• **AIM OF THE EXERCISE**:
Pull every line containing "Public" from the entries.

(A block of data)
## Start
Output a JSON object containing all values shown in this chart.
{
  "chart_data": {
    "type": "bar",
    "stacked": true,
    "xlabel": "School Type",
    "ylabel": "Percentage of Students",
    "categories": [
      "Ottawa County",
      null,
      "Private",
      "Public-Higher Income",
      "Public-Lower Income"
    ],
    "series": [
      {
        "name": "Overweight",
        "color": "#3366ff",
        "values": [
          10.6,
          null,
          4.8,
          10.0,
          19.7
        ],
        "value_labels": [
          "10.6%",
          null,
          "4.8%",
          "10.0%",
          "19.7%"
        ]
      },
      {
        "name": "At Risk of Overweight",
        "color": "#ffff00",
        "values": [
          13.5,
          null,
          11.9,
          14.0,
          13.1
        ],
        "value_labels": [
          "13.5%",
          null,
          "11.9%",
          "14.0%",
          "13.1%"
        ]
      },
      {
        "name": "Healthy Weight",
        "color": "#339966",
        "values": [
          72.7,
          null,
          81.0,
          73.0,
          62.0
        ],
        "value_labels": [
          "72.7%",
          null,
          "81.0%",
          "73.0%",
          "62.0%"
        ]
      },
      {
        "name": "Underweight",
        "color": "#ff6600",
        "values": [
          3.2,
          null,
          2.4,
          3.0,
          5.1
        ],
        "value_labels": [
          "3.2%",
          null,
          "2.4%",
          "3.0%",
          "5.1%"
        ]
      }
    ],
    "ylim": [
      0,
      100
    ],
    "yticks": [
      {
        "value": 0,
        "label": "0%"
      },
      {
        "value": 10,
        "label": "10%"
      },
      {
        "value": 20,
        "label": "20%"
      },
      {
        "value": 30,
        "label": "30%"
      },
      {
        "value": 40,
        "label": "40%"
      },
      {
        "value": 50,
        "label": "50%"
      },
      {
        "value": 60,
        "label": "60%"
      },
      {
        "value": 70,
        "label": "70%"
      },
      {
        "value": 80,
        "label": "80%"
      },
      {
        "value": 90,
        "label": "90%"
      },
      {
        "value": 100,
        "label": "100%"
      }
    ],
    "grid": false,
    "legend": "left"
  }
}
## End
• **TASK OUTPUT**:
      "Public-Higher Income",
      "Public-Lower Income"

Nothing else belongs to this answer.